We can see the results of this military-industrial virus in the failure of Boeing to produce its next generation jet, the Dreamliner, on schedule, in the pathetic performance of the nation’s dying domestic automotive industry, and in the failure of the country’s once vibrant entrepreneurial economy to do anything significant to tackle the challenge of global warming and the crying need for non-polluting, renewable energy sources.

The nation’s universities have no problem winning massive grants for defense projects, but academic researchers are hard-pressed to get grants for alternative energy research. There certainly is no federal money available for scholarships to students who want to go into environmental or energy majors, but there’s no lack of money for students who want to sign up for ROTC programs.

One could argue that at least the war is providing jobs for some of the nation’s growing army of the unemployed, but that would be to ignore the wastefulness of the work, and the enormous needs facing the nation. How much better to use federal funds to employ people at projects like reforestation, wetlands restoration, teaching, highway repair, school construction, slum renovation, etc., than at jobs involving killing overseas. It is ludicrous to assert that there is no connection between the hundreds of billions of dollars a year being spent on the military, and the fact that Philadelphia’s school district, the fifth largest in the nation, is bankrupt and run by the state, and that even so, many of its students, packed 40 to a classroom, have to sit on classmates’ desks and study from science and history textbooks printed in the 1980s, because of lack of funds.

I just went for a run in Philadelphia’s Fairmount Park yesterday, along Wissahickon Creek. The beautiful running path takes one past a covered bridge, a cabin, scenic stone bridges, and other visual delights, all constructed by workers funded by the Civilian Conservation Corps. a New Deal public works program that hired the unemployed during the depths of the Great Depression.

No such program exists today, because this government is in the killing business.

Nor can oil prices and commodities prices, which Baily suggests are soaring in price not because of the Iraq War, but because of increasing demand from places like India and China, be so casually separated from America’s warmongering.

- DATA PROVIDED:
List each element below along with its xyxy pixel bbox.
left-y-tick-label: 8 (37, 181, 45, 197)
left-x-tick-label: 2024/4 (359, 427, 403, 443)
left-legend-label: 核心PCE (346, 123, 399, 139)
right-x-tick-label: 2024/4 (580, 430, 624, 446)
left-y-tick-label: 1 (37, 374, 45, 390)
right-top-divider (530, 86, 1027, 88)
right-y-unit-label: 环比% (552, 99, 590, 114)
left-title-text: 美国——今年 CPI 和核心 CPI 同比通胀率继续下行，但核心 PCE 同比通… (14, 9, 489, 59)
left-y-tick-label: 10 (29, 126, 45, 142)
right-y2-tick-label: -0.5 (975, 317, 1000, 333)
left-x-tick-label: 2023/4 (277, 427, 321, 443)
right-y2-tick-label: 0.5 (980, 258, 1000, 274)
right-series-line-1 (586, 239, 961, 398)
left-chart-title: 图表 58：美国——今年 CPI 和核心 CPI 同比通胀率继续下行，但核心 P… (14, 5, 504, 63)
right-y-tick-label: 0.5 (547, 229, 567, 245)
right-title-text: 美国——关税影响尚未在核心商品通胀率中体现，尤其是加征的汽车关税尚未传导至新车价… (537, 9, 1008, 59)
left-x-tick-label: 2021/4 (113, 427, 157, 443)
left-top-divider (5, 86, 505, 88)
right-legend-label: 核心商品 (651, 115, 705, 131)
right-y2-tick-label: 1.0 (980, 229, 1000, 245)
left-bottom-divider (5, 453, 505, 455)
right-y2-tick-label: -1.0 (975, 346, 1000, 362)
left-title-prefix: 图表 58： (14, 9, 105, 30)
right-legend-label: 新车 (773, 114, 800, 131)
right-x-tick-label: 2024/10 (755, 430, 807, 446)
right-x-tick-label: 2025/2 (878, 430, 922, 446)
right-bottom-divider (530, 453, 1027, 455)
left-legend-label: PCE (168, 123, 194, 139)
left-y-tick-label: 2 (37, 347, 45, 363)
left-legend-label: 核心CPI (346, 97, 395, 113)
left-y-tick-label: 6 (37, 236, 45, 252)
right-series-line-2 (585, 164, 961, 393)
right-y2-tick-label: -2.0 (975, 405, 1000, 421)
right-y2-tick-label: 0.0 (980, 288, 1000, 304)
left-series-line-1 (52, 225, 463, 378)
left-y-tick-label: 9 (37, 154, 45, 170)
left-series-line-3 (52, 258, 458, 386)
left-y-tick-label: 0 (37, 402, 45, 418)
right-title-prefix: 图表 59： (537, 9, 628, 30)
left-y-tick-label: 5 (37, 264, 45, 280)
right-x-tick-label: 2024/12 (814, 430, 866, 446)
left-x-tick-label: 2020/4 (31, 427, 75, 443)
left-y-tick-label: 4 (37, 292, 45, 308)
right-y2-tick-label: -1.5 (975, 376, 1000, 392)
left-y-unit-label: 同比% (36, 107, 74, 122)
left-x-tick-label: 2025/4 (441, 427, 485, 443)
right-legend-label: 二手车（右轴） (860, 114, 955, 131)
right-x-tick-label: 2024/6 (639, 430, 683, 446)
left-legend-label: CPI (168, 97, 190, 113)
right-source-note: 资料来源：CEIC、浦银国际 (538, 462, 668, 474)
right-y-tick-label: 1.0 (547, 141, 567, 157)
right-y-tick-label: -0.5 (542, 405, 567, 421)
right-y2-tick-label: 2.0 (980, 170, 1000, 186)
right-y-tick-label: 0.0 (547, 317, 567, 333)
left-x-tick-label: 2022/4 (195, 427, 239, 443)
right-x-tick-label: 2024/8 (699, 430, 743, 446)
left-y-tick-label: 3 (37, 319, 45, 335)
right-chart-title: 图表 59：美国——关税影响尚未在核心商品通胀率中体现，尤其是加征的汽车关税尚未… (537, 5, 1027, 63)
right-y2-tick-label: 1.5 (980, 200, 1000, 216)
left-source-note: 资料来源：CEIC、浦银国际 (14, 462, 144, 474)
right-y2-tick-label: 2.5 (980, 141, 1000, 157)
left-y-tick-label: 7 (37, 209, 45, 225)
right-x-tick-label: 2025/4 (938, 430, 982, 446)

- WORK TO BE COMPLETED: Transcribe the essay on war spending from "Nor can oil" up to and including "from America’s warmongering.". None of the data above is needed.

- RESULT OF THE EXERCISE:
Nor can oil prices and commodities prices, which Baily suggests are soaring in price not because of the Iraq War, but because of increasing demand from places like India and China, be so casually separated from America’s warmongering.